WHAT YOU ARE ASKED TO DO → Gather every line below where "глубину" appears.

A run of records
______

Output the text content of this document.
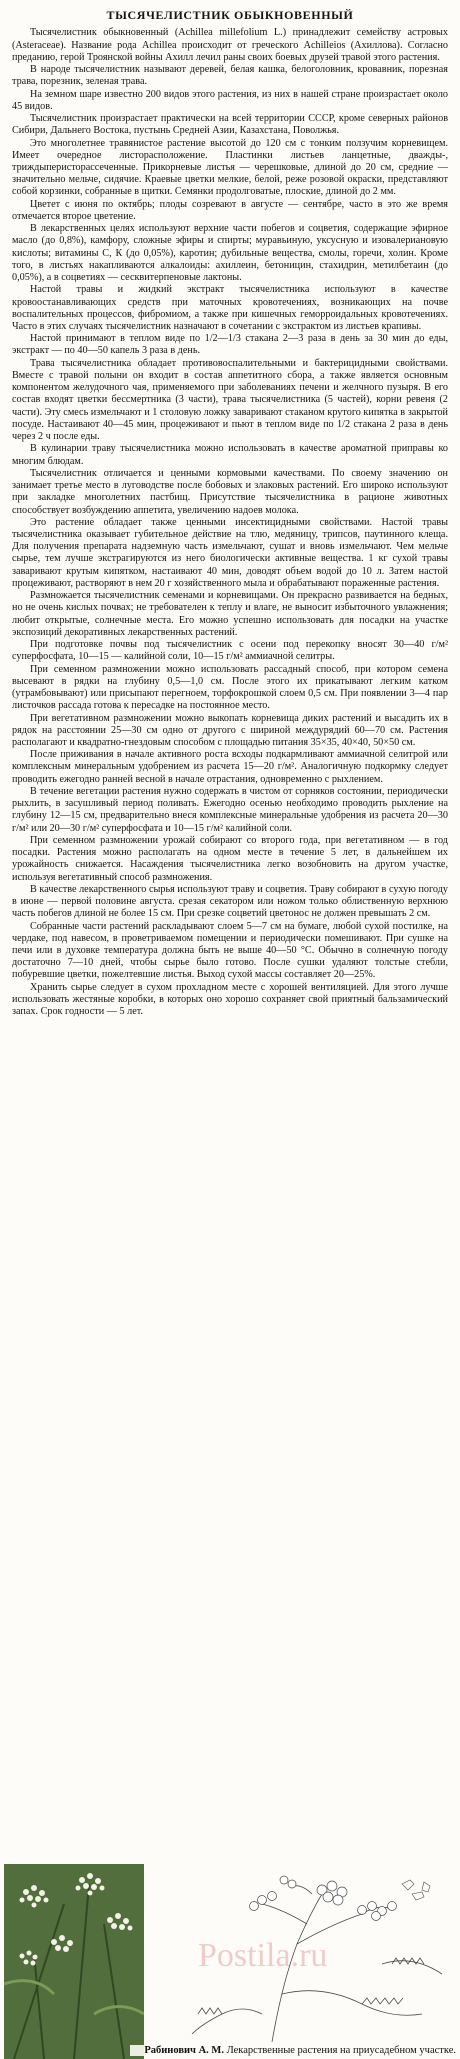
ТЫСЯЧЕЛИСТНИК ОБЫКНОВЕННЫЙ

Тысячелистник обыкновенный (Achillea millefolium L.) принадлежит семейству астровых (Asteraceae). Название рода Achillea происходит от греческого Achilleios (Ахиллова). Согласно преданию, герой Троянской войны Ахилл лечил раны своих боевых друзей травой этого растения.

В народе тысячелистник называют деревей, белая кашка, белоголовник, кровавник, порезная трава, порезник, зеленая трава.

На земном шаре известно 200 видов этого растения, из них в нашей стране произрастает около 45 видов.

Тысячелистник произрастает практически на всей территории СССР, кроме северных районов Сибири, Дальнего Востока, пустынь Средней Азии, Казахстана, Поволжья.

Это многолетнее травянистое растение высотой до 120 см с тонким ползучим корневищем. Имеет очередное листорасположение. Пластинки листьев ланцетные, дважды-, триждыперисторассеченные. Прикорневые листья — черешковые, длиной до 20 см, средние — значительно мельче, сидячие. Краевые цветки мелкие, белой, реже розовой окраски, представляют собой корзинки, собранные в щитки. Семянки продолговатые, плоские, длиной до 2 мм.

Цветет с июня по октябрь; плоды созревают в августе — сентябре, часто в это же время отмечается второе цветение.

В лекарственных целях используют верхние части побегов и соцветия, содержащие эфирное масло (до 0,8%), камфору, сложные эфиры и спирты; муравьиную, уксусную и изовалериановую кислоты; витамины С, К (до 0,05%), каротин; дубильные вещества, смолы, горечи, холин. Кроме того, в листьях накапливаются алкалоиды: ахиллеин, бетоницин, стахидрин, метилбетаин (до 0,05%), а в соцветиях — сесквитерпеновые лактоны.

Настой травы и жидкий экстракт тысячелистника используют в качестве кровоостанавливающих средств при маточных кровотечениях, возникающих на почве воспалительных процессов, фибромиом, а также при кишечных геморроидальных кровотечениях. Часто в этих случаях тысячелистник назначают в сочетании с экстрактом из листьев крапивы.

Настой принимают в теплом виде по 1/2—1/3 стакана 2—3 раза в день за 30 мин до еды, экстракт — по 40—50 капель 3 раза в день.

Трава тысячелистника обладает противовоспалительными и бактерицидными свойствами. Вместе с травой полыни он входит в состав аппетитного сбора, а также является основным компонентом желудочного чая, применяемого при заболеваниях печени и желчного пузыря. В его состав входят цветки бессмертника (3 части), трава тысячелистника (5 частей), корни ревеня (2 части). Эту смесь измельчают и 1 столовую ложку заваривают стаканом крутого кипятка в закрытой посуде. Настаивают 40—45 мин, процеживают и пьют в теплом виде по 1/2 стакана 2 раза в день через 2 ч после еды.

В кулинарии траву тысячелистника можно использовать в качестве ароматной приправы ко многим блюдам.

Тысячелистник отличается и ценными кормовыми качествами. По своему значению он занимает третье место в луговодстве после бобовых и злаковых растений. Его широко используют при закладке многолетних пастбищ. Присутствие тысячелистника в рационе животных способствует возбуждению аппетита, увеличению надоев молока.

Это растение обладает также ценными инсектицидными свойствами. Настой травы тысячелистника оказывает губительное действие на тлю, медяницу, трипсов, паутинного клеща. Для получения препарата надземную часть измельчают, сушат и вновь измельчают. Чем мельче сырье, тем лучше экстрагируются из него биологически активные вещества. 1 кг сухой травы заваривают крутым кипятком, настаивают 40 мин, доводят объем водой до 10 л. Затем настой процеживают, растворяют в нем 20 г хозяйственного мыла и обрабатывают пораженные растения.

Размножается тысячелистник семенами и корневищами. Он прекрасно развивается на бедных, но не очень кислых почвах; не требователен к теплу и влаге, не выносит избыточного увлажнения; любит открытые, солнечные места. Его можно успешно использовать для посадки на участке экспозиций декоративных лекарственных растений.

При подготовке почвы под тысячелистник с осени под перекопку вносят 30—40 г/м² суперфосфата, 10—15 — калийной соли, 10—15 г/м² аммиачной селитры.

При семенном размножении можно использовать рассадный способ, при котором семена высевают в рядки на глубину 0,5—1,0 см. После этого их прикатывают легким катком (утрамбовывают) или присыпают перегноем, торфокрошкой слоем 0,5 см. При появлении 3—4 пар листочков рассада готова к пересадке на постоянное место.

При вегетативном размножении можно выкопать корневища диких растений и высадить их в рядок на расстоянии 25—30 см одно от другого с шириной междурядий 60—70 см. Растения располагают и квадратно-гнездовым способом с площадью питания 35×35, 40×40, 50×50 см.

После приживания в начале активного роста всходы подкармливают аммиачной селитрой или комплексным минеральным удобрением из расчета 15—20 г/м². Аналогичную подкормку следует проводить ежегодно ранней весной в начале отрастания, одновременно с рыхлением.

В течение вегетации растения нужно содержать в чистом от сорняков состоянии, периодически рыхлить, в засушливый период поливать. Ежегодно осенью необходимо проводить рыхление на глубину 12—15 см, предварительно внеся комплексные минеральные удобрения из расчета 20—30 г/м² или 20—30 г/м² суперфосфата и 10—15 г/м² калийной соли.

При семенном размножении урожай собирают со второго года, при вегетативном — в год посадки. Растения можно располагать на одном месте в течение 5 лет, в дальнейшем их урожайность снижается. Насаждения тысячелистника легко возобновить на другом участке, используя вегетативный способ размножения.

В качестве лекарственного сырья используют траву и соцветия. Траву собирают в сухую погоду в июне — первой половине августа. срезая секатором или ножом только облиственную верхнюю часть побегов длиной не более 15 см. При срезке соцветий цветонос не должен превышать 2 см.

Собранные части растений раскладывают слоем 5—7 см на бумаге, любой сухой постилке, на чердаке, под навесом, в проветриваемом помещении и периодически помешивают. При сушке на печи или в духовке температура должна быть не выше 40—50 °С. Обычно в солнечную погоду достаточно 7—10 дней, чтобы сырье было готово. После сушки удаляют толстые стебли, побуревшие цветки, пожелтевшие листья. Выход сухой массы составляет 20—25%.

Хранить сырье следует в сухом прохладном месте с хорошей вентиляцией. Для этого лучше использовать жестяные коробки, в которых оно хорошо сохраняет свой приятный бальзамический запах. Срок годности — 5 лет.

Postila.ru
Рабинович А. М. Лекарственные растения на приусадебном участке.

______

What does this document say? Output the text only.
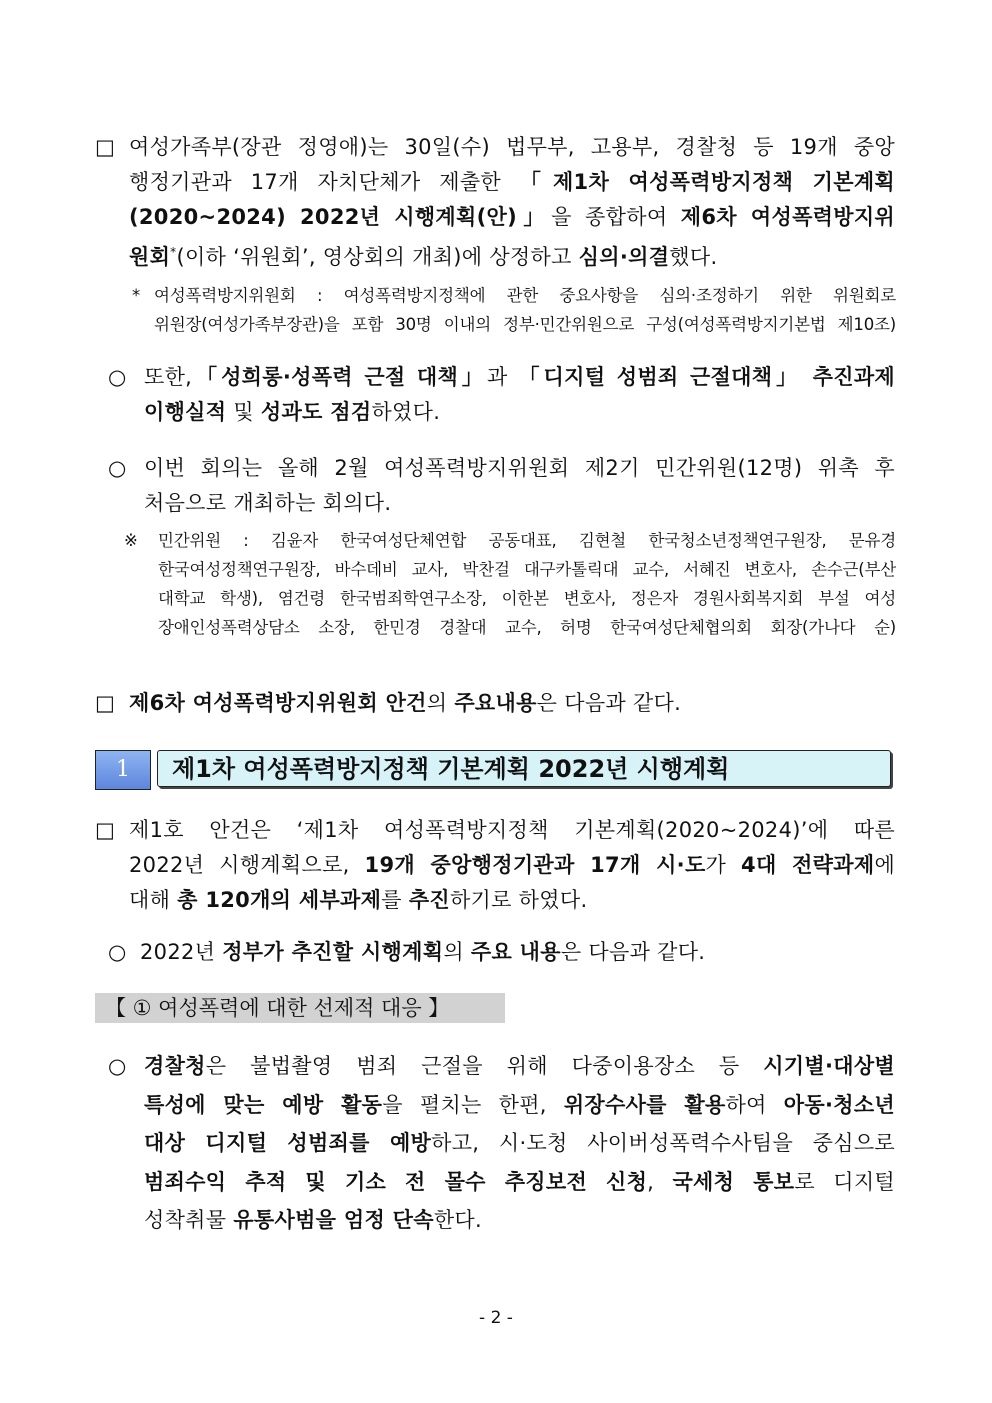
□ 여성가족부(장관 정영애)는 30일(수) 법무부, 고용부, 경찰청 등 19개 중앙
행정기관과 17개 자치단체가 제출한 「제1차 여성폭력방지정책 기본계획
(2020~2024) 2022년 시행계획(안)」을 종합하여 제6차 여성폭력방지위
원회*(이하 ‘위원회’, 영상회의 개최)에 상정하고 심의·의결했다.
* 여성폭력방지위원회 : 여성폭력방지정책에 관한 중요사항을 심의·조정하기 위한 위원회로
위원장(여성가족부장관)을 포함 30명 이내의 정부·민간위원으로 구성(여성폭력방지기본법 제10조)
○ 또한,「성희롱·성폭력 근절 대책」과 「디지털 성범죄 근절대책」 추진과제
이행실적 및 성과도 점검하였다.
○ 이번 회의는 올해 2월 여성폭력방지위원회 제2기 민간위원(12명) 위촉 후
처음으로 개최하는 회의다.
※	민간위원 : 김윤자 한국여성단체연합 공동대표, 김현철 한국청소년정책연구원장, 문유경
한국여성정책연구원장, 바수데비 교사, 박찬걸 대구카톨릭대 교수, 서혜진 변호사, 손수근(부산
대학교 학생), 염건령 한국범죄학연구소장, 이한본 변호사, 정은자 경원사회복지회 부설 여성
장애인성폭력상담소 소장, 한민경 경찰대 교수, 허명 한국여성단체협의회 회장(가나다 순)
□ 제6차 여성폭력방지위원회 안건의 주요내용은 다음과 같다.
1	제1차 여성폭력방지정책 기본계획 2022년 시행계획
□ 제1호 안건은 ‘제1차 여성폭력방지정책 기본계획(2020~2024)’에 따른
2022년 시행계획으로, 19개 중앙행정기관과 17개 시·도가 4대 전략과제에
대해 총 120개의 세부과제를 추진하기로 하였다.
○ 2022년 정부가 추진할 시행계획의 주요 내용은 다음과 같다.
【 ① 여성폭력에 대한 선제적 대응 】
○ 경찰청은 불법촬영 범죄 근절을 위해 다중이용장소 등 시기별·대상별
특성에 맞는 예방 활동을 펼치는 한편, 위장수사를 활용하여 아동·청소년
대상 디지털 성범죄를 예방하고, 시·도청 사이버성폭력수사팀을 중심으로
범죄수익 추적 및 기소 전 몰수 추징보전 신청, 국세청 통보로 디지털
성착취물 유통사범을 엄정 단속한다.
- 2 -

______

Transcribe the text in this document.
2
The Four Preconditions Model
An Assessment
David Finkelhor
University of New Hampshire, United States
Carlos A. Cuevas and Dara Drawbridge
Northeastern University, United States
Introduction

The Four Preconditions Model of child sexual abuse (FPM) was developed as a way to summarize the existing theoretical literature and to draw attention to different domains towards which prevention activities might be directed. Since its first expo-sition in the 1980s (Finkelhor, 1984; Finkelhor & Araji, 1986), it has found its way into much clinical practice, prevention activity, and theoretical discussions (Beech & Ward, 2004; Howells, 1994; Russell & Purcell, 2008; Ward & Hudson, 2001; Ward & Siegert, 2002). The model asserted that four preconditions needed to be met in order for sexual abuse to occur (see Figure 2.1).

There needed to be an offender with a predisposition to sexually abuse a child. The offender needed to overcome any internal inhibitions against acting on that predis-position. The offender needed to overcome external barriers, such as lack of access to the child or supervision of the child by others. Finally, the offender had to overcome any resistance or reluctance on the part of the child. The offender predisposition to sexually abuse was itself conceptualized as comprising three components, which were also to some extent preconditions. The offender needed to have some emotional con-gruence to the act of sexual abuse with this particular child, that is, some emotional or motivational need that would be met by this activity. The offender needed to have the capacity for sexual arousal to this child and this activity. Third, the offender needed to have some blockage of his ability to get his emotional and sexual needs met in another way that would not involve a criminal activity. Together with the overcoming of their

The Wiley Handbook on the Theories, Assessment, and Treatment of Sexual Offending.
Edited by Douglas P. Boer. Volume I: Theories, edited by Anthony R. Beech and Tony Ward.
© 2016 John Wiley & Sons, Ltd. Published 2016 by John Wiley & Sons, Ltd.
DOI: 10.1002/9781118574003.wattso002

______

THE REPLY →
При семенном размножении можно использовать рассадный способ, при котором семена высевают в рядки на глубину 0,5—1,0 см. После этого их прикатывают легким катком (утрамбовывают) или присыпают перегноем, торфокрошкой слоем 0,5 см. При появлении 3—4 пар листочков рассада готова к пересадке на постоянное место.
В течение вегетации растения нужно содержать в чистом от сорняков состоянии, периодически рыхлить, в засушливый период поливать. Ежегодно осенью необходимо проводить рыхление на глубину 12—15 см, предварительно внеся комплексные минеральные удобрения из расчета 20—30 г/м² или 20—30 г/м² суперфосфата и 10—15 г/м² калийной соли.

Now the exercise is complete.